[Data for this task]:
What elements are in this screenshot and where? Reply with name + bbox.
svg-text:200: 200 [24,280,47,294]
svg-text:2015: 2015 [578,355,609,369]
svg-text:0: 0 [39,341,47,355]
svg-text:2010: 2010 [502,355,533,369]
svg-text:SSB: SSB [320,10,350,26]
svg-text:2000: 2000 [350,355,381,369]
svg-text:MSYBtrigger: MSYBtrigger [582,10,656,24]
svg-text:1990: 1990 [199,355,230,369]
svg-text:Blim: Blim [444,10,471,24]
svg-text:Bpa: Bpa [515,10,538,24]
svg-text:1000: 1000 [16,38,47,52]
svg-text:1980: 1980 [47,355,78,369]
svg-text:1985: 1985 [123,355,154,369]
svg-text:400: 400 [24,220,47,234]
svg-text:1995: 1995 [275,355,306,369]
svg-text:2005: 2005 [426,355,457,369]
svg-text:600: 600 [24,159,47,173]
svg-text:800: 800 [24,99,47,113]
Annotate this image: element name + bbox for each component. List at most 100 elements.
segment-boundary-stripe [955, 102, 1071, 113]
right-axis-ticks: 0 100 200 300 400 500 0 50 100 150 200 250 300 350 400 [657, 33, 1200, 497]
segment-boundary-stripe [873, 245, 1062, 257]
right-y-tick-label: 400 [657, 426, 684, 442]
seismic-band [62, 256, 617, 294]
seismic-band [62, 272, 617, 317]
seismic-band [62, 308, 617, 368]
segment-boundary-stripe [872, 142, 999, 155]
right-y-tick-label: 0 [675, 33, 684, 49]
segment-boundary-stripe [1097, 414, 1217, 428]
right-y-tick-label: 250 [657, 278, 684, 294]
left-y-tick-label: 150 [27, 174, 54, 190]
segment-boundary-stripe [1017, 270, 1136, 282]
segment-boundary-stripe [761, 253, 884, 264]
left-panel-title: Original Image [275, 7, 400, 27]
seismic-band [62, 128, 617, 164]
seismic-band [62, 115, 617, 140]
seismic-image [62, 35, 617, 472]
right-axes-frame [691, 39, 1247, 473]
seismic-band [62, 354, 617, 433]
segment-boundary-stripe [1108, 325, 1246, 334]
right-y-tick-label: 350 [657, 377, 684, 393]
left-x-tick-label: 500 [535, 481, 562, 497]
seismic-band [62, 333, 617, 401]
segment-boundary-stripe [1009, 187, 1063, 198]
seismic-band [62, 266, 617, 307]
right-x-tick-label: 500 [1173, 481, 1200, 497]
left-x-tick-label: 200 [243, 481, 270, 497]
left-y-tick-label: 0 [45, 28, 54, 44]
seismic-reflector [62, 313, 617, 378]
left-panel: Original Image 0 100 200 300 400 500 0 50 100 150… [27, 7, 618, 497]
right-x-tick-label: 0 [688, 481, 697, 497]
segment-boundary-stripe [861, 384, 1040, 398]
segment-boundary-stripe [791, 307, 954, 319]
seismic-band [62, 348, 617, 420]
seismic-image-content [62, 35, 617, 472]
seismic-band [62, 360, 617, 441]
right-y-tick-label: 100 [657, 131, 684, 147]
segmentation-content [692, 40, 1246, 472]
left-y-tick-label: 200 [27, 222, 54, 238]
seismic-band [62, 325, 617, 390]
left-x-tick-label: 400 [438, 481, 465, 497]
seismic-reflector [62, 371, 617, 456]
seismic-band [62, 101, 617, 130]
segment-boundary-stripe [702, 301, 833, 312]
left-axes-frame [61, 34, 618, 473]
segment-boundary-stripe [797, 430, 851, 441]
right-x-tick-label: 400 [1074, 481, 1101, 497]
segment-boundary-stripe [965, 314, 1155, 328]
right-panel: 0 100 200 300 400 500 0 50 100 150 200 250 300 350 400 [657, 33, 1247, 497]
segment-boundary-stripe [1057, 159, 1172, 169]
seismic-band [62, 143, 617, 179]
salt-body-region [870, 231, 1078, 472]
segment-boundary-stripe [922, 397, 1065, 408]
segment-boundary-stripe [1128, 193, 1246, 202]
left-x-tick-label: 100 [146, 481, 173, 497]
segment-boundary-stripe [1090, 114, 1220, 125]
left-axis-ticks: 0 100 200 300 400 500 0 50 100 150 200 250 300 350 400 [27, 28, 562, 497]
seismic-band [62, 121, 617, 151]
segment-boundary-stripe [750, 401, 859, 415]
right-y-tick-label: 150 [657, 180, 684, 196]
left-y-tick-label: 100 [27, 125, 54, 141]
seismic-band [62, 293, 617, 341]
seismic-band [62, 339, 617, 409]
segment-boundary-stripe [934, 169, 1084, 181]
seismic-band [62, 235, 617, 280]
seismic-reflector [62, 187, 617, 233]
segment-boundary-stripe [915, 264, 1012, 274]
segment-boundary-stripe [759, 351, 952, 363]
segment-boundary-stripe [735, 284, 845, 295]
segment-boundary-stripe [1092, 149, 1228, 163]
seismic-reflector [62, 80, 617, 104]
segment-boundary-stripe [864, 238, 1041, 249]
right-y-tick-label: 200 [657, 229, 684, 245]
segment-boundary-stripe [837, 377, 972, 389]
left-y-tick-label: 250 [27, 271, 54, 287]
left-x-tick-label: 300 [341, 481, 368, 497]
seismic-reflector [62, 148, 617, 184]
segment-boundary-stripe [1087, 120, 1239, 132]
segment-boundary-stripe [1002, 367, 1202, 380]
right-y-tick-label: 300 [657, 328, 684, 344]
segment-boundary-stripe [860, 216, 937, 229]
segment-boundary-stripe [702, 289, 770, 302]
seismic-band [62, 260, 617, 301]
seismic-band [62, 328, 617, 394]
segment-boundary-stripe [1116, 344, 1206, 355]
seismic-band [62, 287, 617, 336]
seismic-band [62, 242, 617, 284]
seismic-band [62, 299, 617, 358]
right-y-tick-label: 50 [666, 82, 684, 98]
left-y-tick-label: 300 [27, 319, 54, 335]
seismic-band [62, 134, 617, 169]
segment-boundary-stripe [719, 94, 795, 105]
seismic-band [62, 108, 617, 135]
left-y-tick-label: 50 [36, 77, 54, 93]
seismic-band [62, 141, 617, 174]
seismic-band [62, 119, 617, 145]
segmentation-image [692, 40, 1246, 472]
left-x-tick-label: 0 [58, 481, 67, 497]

[Directive]: Copy all of the records above word for word, keeping every line in its original order.

[Solution]:
What elements are in this screenshot and where? Reply with name + bbox.
svg-text:200: 200 [24,280,47,294]
svg-text:2015: 2015 [578,355,609,369]
svg-text:0: 0 [39,341,47,355]
svg-text:2010: 2010 [502,355,533,369]
svg-text:SSB: SSB [320,10,350,26]
svg-text:2000: 2000 [350,355,381,369]
svg-text:MSYBtrigger: MSYBtrigger [582,10,656,24]
svg-text:1990: 1990 [199,355,230,369]
svg-text:Blim: Blim [444,10,471,24]
svg-text:Bpa: Bpa [515,10,538,24]
svg-text:1000: 1000 [16,38,47,52]
svg-text:1980: 1980 [47,355,78,369]
svg-text:1985: 1985 [123,355,154,369]
svg-text:400: 400 [24,220,47,234]
svg-text:1995: 1995 [275,355,306,369]
svg-text:2005: 2005 [426,355,457,369]
svg-text:600: 600 [24,159,47,173]
svg-text:800: 800 [24,99,47,113]
Annotate this image: element name + bbox for each component. List at most 100 elements.
segment-boundary-stripe [955, 102, 1071, 113]
right-axis-ticks: 0 100 200 300 400 500 0 50 100 150 200 250 300 350 400 [657, 33, 1200, 497]
segment-boundary-stripe [873, 245, 1062, 257]
right-y-tick-label: 400 [657, 426, 684, 442]
seismic-band [62, 256, 617, 294]
seismic-band [62, 272, 617, 317]
seismic-band [62, 308, 617, 368]
segment-boundary-stripe [872, 142, 999, 155]
right-y-tick-label: 0 [675, 33, 684, 49]
segment-boundary-stripe [1097, 414, 1217, 428]
right-y-tick-label: 250 [657, 278, 684, 294]
left-y-tick-label: 150 [27, 174, 54, 190]
segment-boundary-stripe [1017, 270, 1136, 282]
segment-boundary-stripe [761, 253, 884, 264]
left-panel-title: Original Image [275, 7, 400, 27]
seismic-band [62, 128, 617, 164]
seismic-band [62, 115, 617, 140]
seismic-image [62, 35, 617, 472]
right-axes-frame [691, 39, 1247, 473]
seismic-band [62, 354, 617, 433]
segment-boundary-stripe [1108, 325, 1246, 334]
right-y-tick-label: 350 [657, 377, 684, 393]
left-x-tick-label: 500 [535, 481, 562, 497]
seismic-band [62, 333, 617, 401]
segment-boundary-stripe [1009, 187, 1063, 198]
seismic-band [62, 266, 617, 307]
right-x-tick-label: 500 [1173, 481, 1200, 497]
left-x-tick-label: 200 [243, 481, 270, 497]
left-y-tick-label: 0 [45, 28, 54, 44]
seismic-reflector [62, 313, 617, 378]
left-panel: Original Image 0 100 200 300 400 500 0 50 100 150… [27, 7, 618, 497]
right-x-tick-label: 0 [688, 481, 697, 497]
segment-boundary-stripe [861, 384, 1040, 398]
segment-boundary-stripe [791, 307, 954, 319]
seismic-band [62, 348, 617, 420]
seismic-image-content [62, 35, 617, 472]
seismic-band [62, 360, 617, 441]
right-y-tick-label: 100 [657, 131, 684, 147]
segmentation-content [692, 40, 1246, 472]
left-y-tick-label: 200 [27, 222, 54, 238]
seismic-band [62, 325, 617, 390]
left-x-tick-label: 400 [438, 481, 465, 497]
seismic-reflector [62, 371, 617, 456]
seismic-band [62, 101, 617, 130]
segment-boundary-stripe [702, 301, 833, 312]
left-axes-frame [61, 34, 618, 473]
segment-boundary-stripe [797, 430, 851, 441]
right-x-tick-label: 400 [1074, 481, 1101, 497]
segment-boundary-stripe [965, 314, 1155, 328]
right-panel: 0 100 200 300 400 500 0 50 100 150 200 250 300 350 400 [657, 33, 1247, 497]
segment-boundary-stripe [1057, 159, 1172, 169]
seismic-band [62, 143, 617, 179]
salt-body-region [870, 231, 1078, 472]
segment-boundary-stripe [922, 397, 1065, 408]
segment-boundary-stripe [1128, 193, 1246, 202]
left-x-tick-label: 100 [146, 481, 173, 497]
segment-boundary-stripe [1090, 114, 1220, 125]
left-axis-ticks: 0 100 200 300 400 500 0 50 100 150 200 250 300 350 400 [27, 28, 562, 497]
seismic-band [62, 121, 617, 151]
segment-boundary-stripe [750, 401, 859, 415]
right-y-tick-label: 150 [657, 180, 684, 196]
left-y-tick-label: 100 [27, 125, 54, 141]
seismic-band [62, 293, 617, 341]
seismic-band [62, 339, 617, 409]
segment-boundary-stripe [934, 169, 1084, 181]
seismic-band [62, 235, 617, 280]
seismic-reflector [62, 187, 617, 233]
segment-boundary-stripe [915, 264, 1012, 274]
segment-boundary-stripe [759, 351, 952, 363]
segment-boundary-stripe [735, 284, 845, 295]
segment-boundary-stripe [1092, 149, 1228, 163]
seismic-reflector [62, 80, 617, 104]
segment-boundary-stripe [864, 238, 1041, 249]
right-y-tick-label: 200 [657, 229, 684, 245]
segment-boundary-stripe [837, 377, 972, 389]
left-y-tick-label: 250 [27, 271, 54, 287]
left-x-tick-label: 300 [341, 481, 368, 497]
seismic-reflector [62, 148, 617, 184]
segment-boundary-stripe [1087, 120, 1239, 132]
segment-boundary-stripe [1002, 367, 1202, 380]
right-y-tick-label: 300 [657, 328, 684, 344]
segment-boundary-stripe [860, 216, 937, 229]
segment-boundary-stripe [702, 289, 770, 302]
seismic-band [62, 260, 617, 301]
seismic-band [62, 328, 617, 394]
segment-boundary-stripe [1116, 344, 1206, 355]
seismic-band [62, 287, 617, 336]
seismic-band [62, 242, 617, 284]
seismic-band [62, 299, 617, 358]
right-y-tick-label: 50 [666, 82, 684, 98]
left-y-tick-label: 300 [27, 319, 54, 335]
seismic-band [62, 134, 617, 169]
segment-boundary-stripe [719, 94, 795, 105]
seismic-band [62, 108, 617, 135]
left-y-tick-label: 50 [36, 77, 54, 93]
seismic-band [62, 141, 617, 174]
seismic-band [62, 119, 617, 145]
segmentation-image [692, 40, 1246, 472]
left-x-tick-label: 0 [58, 481, 67, 497]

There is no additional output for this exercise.